- [What you have to do]: Wherever the word "noise" turns up in a line of the entries, copy that line.

- [Records supplied]:
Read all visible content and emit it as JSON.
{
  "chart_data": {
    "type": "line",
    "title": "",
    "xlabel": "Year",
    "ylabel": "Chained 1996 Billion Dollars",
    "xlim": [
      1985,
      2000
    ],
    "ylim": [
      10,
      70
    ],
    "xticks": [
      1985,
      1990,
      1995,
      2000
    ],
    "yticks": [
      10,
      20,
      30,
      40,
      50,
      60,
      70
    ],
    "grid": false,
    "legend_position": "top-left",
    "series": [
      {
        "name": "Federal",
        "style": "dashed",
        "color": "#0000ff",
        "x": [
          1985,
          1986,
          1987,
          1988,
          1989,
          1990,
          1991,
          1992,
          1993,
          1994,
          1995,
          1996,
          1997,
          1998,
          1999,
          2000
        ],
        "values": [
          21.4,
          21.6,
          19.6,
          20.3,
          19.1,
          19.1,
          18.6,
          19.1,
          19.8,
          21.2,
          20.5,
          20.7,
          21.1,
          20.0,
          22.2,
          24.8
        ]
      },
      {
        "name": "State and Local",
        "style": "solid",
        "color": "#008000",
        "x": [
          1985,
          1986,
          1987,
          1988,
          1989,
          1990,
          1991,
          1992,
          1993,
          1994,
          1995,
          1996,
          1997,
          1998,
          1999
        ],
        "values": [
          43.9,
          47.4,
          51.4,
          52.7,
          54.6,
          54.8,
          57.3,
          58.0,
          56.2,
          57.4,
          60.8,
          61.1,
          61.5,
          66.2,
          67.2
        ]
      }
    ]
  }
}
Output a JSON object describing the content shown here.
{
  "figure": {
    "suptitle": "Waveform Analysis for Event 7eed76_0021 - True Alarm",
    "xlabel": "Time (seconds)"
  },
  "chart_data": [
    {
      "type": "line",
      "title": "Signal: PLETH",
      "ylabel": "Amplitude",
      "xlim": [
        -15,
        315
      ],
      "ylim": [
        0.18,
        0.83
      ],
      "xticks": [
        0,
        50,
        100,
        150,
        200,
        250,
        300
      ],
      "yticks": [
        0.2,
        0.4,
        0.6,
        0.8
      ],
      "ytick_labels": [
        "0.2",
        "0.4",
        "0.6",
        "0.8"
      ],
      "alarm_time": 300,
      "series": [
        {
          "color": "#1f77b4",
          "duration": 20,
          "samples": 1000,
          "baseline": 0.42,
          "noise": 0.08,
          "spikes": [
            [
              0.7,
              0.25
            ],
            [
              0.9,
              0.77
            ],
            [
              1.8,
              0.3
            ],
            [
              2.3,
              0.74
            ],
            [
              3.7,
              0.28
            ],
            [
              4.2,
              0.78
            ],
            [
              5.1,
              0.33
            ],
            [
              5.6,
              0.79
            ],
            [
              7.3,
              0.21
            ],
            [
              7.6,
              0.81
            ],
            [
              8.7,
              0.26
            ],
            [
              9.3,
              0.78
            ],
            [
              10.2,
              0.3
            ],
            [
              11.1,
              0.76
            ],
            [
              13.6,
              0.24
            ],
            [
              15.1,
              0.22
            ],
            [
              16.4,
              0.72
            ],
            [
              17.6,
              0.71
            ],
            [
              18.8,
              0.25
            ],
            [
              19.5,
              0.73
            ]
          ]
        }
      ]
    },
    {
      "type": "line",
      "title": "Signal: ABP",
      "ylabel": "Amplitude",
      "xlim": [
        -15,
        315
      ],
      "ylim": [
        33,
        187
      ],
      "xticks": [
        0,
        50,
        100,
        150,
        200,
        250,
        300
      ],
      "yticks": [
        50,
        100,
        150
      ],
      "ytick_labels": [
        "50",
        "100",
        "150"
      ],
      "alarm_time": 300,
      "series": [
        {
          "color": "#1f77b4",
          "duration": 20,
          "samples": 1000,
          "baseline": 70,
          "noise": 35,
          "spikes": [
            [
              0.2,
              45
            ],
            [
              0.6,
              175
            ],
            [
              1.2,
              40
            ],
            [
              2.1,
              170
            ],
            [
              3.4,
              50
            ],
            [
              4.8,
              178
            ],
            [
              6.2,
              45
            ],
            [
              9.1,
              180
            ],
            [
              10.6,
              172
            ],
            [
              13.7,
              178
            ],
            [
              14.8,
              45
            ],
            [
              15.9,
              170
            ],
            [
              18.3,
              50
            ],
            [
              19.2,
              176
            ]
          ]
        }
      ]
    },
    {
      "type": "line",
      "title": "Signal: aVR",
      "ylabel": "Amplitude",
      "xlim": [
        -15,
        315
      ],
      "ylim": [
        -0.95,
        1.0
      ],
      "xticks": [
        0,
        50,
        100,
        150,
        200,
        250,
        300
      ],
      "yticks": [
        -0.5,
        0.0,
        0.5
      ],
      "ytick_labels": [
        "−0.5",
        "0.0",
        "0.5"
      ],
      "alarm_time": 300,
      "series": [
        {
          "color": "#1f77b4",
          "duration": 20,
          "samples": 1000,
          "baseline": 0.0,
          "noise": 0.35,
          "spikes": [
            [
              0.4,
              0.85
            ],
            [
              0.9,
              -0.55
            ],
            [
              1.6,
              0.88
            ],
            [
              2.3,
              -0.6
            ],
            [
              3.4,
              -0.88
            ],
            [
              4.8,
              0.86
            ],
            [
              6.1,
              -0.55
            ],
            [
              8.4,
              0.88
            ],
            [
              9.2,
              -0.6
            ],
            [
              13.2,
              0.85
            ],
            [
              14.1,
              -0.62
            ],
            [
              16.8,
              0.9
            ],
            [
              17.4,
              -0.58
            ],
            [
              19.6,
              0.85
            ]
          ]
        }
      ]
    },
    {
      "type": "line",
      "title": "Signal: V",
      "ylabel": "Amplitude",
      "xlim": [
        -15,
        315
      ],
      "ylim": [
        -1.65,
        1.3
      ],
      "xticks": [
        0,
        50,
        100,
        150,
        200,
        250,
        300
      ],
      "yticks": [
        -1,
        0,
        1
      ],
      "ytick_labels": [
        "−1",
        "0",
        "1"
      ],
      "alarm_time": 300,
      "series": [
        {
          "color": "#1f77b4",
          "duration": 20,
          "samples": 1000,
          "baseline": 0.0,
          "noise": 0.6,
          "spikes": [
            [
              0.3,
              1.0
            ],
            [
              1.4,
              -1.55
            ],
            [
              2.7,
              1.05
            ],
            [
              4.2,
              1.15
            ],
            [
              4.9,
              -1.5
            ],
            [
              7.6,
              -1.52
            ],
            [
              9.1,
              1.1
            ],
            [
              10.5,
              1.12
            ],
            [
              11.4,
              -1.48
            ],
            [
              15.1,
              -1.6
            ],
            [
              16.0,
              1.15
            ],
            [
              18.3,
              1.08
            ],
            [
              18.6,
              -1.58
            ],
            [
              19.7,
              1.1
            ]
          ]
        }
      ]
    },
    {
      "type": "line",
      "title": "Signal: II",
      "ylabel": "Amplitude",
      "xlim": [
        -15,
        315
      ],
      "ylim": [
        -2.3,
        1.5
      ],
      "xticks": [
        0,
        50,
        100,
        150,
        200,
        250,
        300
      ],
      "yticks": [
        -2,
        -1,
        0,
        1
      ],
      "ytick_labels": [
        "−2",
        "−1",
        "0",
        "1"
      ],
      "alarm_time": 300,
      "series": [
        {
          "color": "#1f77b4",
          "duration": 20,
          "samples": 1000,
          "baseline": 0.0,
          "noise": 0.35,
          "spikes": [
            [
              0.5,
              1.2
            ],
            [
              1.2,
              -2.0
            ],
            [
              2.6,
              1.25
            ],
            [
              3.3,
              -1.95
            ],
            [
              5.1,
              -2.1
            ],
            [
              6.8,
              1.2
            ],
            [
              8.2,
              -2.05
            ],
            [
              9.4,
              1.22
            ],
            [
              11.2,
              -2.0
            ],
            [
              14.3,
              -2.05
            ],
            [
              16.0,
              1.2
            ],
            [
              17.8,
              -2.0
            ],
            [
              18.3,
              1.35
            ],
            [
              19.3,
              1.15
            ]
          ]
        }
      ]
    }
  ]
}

- [Correct result]:
          "noise": 0.08,
          "noise": 35,
          "noise": 0.35,
          "noise": 0.6,
          "noise": 0.35,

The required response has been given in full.